- [Entries shown]
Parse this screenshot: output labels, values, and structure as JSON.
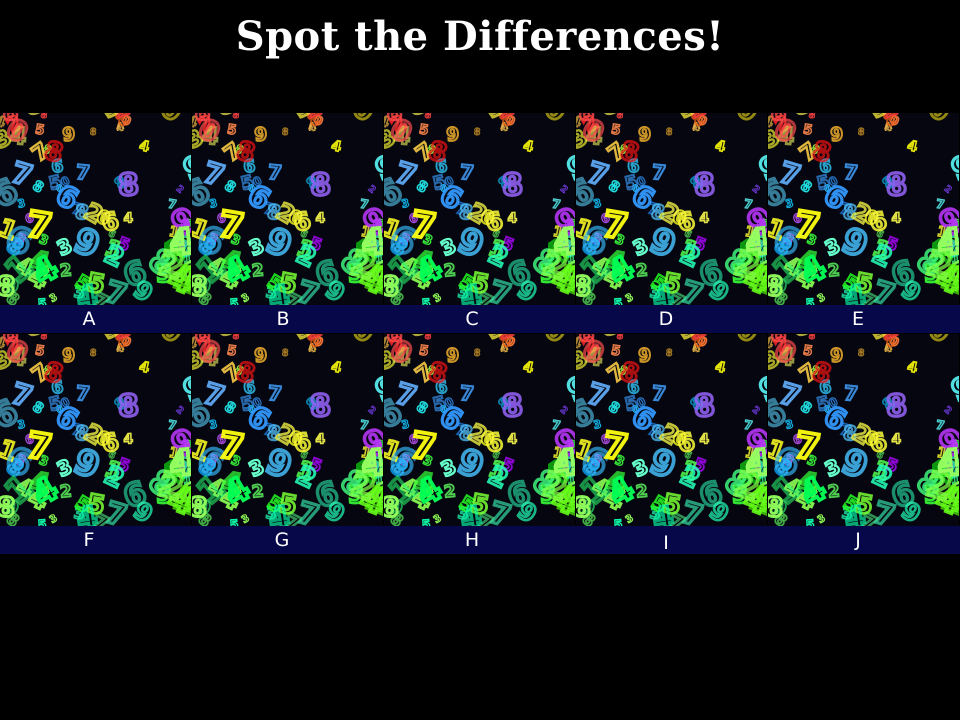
{
  "title": "Spot the Differences!",
  "colors": {
    "background": "#000000",
    "label_bar": "#06084a",
    "label_text": "#ffffff",
    "title_text": "#ffffff"
  },
  "panel_image": "rainbow-neon-numbers",
  "rows": [
    {
      "panels": [
        {
          "label": "A"
        },
        {
          "label": "B"
        },
        {
          "label": "C"
        },
        {
          "label": "D"
        },
        {
          "label": "E"
        }
      ]
    },
    {
      "panels": [
        {
          "label": "F"
        },
        {
          "label": "G"
        },
        {
          "label": "H"
        },
        {
          "label": "I"
        },
        {
          "label": "J"
        }
      ]
    }
  ]
}
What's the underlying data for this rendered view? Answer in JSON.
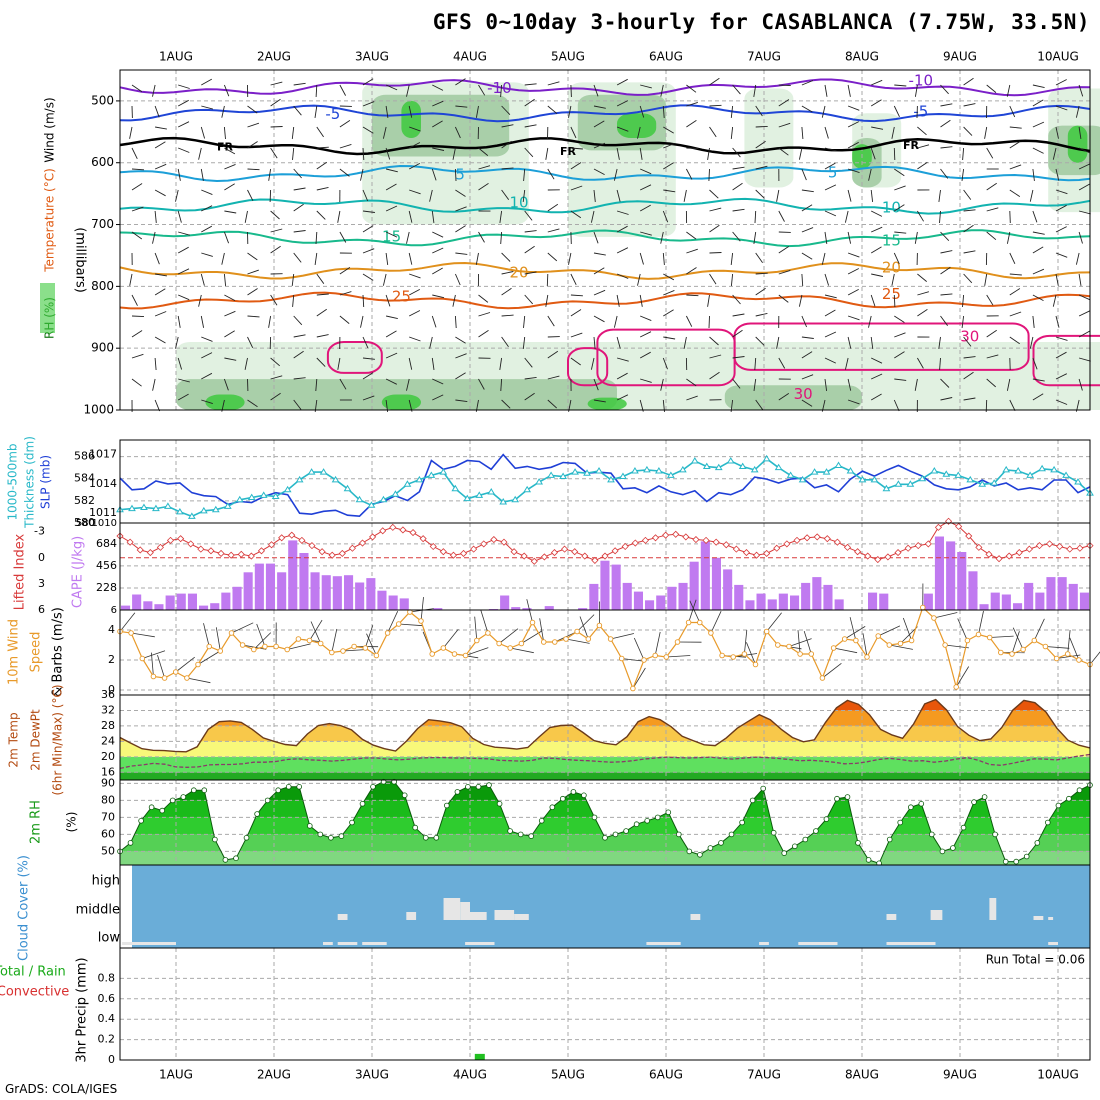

- [Exercise goal]
Reproduce the listing word for word and omit its pictures.

- [Answer to the task]
Parse this screenshot: output labels, values, and structure as JSON.
{
  "title": "Spot the Differences!",
  "colors": {
    "background": "#000000",
    "label_bar": "#06084a",
    "label_text": "#ffffff",
    "title_text": "#ffffff"
  },
  "panel_image": "rainbow-neon-numbers",
  "rows": [
    {
      "panels": [
        {
          "label": "A"
        },
        {
          "label": "B"
        },
        {
          "label": "C"
        },
        {
          "label": "D"
        },
        {
          "label": "E"
        }
      ]
    },
    {
      "panels": [
        {
          "label": "F"
        },
        {
          "label": "G"
        },
        {
          "label": "H"
        },
        {
          "label": "I"
        },
        {
          "label": "J"
        }
      ]
    }
  ]
}
What's the underlying data for this rendered view? Answer in JSON.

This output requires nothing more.